=== DIRECTION ===
Scan the lines and state how many carry "cells". Leave out everything but the number.

=== EXERCISE MATERIAL ===
- - -

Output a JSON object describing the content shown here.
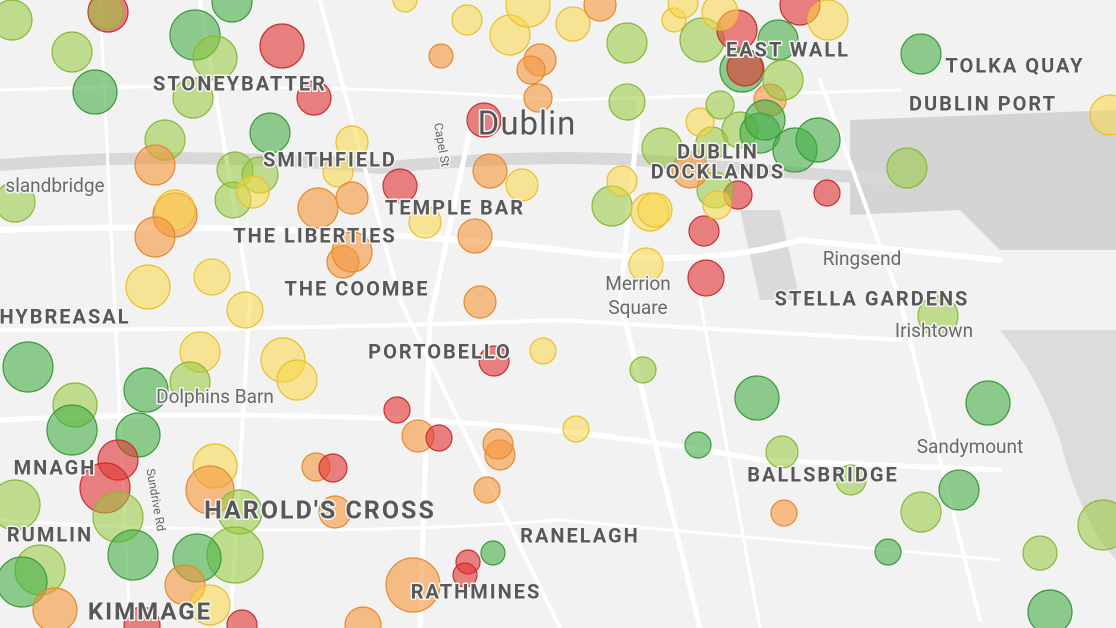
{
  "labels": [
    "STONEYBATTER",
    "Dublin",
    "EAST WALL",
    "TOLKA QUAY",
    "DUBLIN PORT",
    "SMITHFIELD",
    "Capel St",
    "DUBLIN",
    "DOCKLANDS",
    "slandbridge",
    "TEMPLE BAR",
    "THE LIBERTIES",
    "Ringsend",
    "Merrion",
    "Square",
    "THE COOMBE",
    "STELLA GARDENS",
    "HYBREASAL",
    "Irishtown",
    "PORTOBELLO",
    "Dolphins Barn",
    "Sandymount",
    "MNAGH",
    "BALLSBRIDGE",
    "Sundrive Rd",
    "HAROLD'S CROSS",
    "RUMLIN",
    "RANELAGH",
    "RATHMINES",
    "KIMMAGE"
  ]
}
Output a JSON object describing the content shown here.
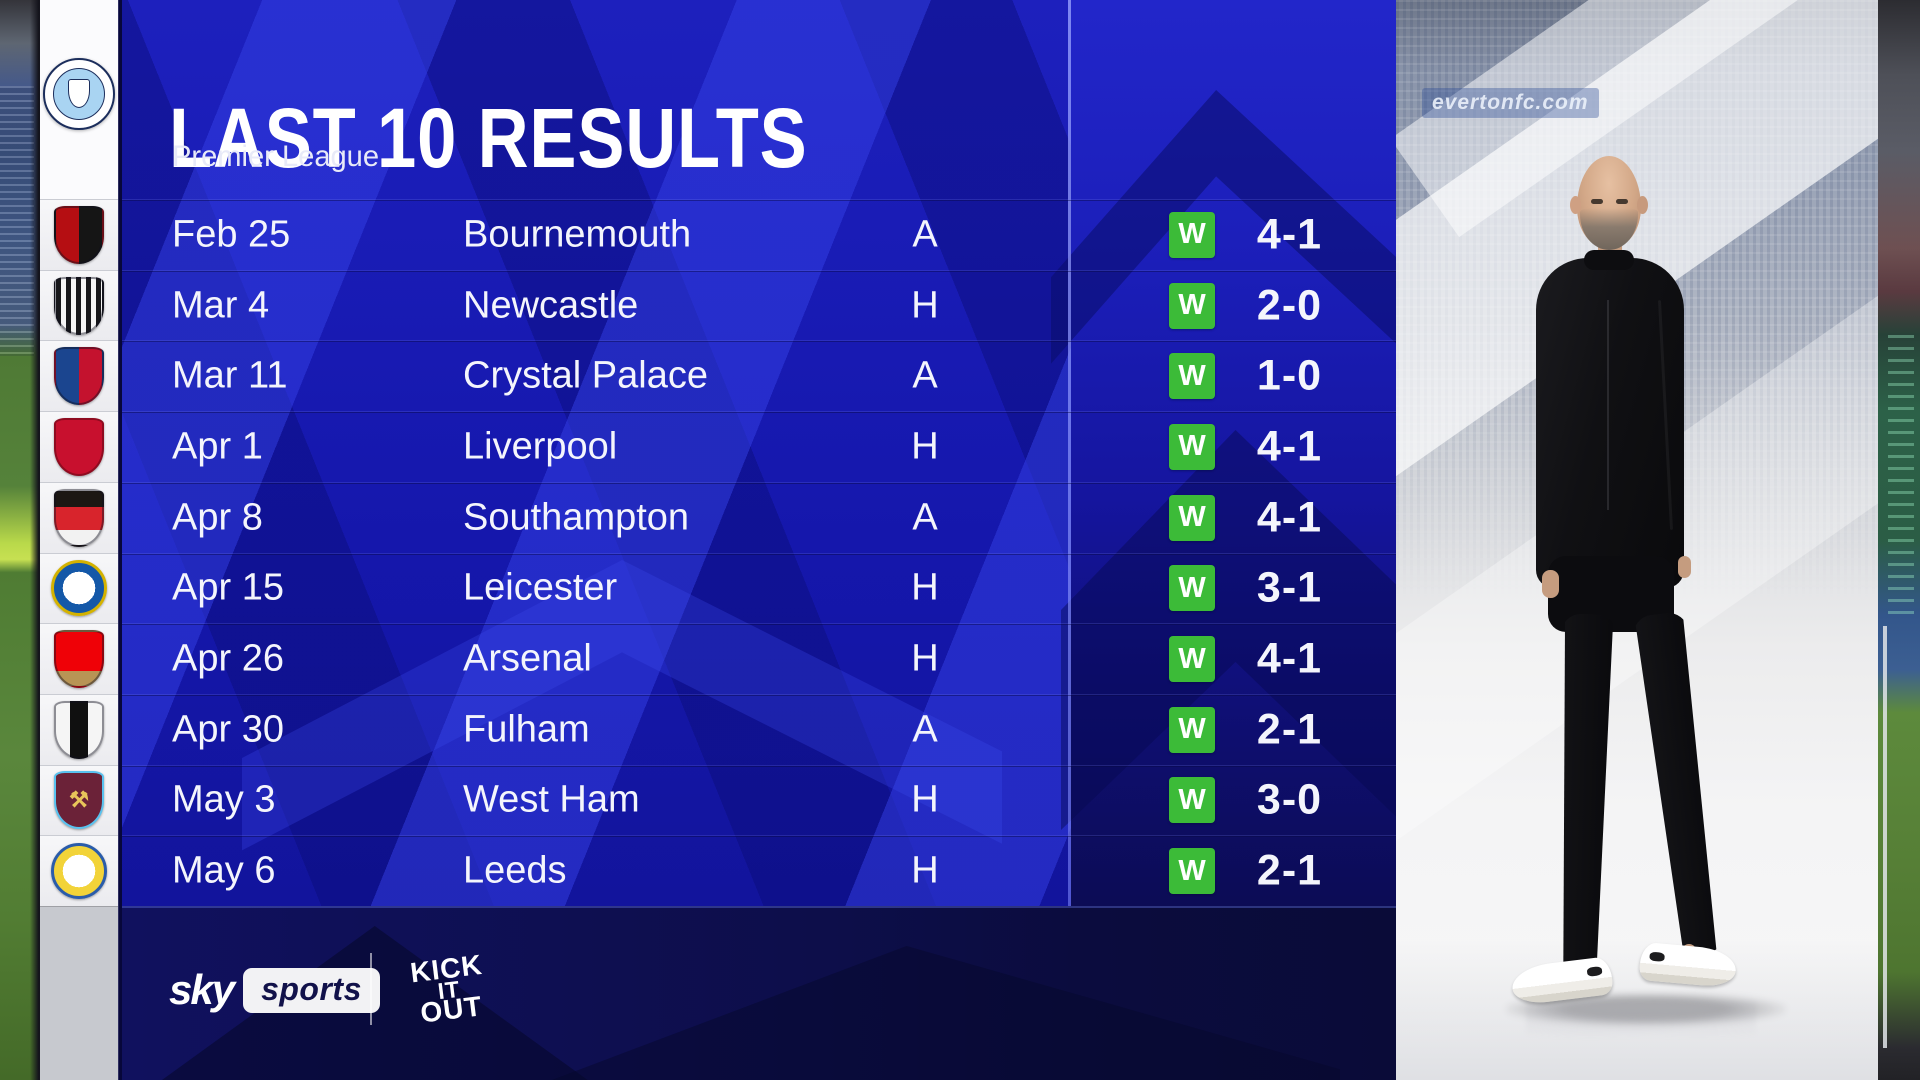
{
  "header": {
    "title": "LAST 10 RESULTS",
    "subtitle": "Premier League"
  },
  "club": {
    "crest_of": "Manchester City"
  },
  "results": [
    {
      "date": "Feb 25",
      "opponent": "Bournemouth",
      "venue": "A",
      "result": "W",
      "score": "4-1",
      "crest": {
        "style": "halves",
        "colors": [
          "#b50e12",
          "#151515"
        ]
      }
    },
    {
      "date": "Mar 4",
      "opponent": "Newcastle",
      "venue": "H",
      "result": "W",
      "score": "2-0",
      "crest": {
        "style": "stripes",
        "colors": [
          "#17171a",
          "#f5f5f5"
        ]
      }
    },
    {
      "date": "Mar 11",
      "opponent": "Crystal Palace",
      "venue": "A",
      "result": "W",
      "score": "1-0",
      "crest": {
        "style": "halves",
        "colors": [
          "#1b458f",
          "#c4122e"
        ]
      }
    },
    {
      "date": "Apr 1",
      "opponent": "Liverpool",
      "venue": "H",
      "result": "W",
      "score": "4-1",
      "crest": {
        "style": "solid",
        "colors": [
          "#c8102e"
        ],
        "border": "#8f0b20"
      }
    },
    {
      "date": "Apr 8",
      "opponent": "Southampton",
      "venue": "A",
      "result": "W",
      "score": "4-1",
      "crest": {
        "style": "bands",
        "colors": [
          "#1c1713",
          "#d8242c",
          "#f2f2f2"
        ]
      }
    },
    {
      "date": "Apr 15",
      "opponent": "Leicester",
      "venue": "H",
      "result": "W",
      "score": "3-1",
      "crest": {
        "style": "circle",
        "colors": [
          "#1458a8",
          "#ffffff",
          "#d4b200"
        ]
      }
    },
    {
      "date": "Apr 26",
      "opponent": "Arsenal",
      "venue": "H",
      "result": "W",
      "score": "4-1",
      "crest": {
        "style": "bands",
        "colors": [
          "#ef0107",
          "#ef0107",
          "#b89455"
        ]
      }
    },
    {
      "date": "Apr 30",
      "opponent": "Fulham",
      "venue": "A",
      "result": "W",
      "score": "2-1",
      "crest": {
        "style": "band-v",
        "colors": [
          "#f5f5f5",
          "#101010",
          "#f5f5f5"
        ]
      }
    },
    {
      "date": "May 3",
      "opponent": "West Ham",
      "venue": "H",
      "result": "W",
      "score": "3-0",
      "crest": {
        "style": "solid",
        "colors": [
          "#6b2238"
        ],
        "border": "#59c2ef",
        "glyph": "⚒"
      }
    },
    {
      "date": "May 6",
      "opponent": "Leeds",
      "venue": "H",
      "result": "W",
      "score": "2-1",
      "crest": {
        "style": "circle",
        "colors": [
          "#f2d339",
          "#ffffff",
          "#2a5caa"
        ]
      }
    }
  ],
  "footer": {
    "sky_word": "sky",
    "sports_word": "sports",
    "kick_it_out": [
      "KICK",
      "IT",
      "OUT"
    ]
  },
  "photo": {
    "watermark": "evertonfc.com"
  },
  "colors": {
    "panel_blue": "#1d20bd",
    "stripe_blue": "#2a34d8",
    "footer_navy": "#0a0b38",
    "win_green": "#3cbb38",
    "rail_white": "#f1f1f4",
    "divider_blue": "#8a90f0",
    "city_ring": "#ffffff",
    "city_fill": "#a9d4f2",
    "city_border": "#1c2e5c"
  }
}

- - -

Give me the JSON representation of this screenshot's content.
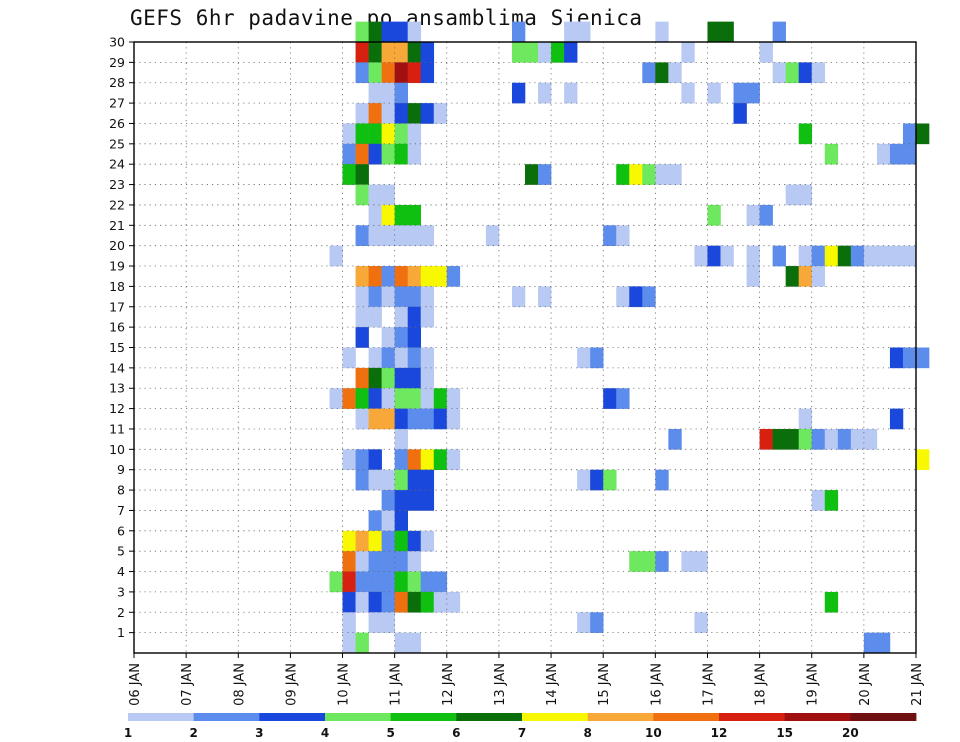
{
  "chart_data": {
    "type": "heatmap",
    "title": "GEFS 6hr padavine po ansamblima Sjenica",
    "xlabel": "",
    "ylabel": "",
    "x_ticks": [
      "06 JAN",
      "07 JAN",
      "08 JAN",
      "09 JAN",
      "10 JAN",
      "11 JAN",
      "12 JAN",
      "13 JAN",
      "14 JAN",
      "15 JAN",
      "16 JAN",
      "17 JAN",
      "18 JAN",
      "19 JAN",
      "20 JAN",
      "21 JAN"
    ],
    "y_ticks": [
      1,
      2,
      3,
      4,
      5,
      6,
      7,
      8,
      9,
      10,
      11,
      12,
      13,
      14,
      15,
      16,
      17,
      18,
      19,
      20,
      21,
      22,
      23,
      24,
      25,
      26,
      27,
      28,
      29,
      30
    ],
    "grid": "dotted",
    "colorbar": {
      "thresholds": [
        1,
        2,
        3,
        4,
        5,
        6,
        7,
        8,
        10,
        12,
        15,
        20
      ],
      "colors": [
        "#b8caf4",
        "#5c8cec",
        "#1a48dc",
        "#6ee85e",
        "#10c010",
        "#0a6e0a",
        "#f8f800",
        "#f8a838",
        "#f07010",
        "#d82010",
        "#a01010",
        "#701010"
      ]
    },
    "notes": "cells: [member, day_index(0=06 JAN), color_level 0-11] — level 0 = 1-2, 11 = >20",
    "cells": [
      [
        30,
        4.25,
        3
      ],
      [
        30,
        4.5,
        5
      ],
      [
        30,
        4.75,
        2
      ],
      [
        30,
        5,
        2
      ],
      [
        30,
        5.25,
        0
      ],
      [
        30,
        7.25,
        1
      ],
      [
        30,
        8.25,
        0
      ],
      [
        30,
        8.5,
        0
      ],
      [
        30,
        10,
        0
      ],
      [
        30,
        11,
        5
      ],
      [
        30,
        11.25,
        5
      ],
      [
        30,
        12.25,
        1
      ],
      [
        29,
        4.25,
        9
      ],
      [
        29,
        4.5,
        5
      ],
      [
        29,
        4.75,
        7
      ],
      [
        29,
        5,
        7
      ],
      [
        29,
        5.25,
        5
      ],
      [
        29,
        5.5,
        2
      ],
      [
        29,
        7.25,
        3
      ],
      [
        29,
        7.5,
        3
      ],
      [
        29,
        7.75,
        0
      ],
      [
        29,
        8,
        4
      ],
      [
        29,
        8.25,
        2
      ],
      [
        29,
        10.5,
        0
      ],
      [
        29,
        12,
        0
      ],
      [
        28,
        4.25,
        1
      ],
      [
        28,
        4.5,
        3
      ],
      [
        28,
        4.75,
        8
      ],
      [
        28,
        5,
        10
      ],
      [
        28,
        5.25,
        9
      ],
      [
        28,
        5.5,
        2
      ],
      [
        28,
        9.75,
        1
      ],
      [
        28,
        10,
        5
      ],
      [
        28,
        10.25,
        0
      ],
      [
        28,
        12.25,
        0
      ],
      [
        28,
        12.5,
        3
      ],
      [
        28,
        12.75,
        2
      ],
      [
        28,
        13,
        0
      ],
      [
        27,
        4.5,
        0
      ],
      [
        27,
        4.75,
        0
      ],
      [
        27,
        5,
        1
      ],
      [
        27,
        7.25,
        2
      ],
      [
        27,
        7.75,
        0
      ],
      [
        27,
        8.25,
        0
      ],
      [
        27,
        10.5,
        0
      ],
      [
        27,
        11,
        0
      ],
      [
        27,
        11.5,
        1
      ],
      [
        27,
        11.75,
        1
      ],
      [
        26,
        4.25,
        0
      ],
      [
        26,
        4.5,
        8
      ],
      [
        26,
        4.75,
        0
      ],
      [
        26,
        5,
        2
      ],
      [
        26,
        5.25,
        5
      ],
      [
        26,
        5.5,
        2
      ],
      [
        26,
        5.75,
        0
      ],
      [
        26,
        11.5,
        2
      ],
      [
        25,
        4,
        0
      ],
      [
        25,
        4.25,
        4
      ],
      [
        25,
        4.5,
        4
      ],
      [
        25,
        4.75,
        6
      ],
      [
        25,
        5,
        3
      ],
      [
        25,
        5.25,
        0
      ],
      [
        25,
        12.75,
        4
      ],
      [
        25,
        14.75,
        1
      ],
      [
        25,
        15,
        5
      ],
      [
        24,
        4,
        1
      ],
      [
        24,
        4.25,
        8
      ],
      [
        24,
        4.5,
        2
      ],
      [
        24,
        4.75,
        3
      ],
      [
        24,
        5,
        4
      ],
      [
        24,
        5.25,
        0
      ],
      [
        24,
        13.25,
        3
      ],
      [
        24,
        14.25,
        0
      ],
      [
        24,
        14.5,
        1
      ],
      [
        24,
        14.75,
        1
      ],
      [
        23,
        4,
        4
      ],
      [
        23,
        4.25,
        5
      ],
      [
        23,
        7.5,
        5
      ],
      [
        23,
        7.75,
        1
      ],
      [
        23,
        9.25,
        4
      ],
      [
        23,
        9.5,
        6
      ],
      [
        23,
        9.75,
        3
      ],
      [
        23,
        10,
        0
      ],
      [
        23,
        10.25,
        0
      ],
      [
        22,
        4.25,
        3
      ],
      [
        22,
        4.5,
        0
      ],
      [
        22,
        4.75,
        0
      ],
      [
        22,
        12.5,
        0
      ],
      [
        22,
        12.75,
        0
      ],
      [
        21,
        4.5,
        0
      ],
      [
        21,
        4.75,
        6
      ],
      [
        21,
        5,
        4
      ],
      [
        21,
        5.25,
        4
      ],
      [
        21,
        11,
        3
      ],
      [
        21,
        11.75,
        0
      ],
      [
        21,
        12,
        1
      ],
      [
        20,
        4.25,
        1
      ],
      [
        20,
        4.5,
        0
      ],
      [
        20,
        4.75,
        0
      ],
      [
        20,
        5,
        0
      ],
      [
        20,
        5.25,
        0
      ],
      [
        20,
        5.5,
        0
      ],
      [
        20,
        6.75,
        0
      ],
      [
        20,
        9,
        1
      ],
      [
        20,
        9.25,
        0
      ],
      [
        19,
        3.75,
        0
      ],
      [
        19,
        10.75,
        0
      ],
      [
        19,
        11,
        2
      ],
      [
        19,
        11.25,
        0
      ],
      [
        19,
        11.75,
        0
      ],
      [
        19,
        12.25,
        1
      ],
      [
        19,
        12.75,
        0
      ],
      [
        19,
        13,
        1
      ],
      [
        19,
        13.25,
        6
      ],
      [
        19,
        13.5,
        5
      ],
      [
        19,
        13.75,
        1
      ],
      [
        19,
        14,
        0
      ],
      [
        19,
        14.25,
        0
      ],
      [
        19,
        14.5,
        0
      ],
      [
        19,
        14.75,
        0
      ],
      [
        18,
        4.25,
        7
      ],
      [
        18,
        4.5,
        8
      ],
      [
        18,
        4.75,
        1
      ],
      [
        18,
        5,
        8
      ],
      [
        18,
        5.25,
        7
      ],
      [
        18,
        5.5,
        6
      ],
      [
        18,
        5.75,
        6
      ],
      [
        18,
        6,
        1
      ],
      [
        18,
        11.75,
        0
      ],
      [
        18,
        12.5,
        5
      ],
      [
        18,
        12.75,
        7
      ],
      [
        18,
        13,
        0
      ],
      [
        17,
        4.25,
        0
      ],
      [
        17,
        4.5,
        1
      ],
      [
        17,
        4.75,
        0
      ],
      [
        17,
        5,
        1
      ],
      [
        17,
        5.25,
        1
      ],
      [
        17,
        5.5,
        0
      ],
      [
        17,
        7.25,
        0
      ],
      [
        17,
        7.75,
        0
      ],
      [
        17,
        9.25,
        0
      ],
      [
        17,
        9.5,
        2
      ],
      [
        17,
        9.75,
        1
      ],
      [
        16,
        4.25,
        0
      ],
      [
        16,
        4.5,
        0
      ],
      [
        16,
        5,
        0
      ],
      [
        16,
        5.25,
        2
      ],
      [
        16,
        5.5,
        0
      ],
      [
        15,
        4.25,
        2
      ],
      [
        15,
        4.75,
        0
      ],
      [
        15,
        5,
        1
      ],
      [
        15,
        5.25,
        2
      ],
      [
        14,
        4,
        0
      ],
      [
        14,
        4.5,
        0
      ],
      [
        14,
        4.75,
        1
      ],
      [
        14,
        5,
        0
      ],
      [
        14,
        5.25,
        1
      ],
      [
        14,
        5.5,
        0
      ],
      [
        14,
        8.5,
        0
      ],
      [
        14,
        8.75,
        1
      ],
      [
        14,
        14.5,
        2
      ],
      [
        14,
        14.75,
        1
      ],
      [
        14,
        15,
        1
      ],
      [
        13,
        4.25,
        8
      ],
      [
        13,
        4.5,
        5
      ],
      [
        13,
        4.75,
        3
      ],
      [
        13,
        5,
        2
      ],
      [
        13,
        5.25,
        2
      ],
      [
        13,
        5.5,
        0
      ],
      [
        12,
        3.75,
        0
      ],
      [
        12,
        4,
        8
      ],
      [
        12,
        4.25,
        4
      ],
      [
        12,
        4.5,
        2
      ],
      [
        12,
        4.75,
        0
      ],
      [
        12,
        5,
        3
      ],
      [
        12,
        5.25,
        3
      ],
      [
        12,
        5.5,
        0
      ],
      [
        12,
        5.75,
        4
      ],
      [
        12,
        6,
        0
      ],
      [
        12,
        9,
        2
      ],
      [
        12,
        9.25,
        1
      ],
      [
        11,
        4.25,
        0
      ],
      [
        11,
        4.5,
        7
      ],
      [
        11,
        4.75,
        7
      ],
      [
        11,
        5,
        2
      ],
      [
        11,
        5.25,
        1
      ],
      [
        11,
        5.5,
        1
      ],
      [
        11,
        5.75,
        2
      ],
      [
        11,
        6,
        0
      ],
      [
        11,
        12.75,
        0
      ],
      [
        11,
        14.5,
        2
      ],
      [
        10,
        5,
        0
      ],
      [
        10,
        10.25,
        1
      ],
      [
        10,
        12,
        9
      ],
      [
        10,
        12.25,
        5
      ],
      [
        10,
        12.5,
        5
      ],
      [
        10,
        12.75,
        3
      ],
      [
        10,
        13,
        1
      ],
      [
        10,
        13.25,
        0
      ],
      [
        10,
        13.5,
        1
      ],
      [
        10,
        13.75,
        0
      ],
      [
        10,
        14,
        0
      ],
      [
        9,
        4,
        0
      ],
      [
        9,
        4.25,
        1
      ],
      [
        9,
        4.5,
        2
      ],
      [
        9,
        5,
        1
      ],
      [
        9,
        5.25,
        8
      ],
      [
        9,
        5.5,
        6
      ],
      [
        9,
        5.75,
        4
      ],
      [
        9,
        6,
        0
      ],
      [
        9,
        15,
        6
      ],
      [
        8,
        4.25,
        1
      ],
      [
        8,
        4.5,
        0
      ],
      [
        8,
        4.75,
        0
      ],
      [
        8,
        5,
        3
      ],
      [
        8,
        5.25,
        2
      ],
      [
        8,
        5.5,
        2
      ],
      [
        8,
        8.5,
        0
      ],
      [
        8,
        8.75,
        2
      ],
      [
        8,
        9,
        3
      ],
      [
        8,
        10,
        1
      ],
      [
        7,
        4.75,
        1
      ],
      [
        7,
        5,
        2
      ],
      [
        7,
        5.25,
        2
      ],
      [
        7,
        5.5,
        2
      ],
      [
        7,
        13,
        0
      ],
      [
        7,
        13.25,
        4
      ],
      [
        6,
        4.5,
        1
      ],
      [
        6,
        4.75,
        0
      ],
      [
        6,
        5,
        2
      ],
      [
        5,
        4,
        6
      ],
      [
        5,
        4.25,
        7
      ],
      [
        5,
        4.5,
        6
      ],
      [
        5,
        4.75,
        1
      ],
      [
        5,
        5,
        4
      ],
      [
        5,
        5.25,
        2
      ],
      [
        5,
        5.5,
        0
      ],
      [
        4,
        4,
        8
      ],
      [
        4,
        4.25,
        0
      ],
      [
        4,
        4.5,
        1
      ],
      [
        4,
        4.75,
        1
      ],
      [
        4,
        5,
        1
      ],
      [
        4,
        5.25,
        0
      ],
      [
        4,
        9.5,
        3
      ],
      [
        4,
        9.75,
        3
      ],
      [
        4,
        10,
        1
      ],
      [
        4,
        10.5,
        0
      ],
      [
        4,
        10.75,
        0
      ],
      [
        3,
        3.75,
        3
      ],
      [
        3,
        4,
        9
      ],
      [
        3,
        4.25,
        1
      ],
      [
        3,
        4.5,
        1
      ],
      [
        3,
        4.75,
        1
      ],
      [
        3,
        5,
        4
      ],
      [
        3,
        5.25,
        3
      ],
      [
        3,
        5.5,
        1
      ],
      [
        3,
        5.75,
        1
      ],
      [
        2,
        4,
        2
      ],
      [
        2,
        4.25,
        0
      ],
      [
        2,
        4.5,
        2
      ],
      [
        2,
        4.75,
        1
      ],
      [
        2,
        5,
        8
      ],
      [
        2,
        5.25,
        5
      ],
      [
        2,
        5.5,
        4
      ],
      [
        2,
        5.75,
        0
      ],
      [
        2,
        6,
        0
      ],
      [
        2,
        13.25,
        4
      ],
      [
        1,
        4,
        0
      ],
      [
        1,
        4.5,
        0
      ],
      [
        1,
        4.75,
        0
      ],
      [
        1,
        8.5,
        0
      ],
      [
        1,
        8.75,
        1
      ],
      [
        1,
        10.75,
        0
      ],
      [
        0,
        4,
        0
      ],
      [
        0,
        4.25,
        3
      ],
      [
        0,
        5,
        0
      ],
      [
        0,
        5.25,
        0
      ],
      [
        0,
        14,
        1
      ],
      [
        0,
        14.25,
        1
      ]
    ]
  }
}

- - -

=== THE SOLUTION ===
2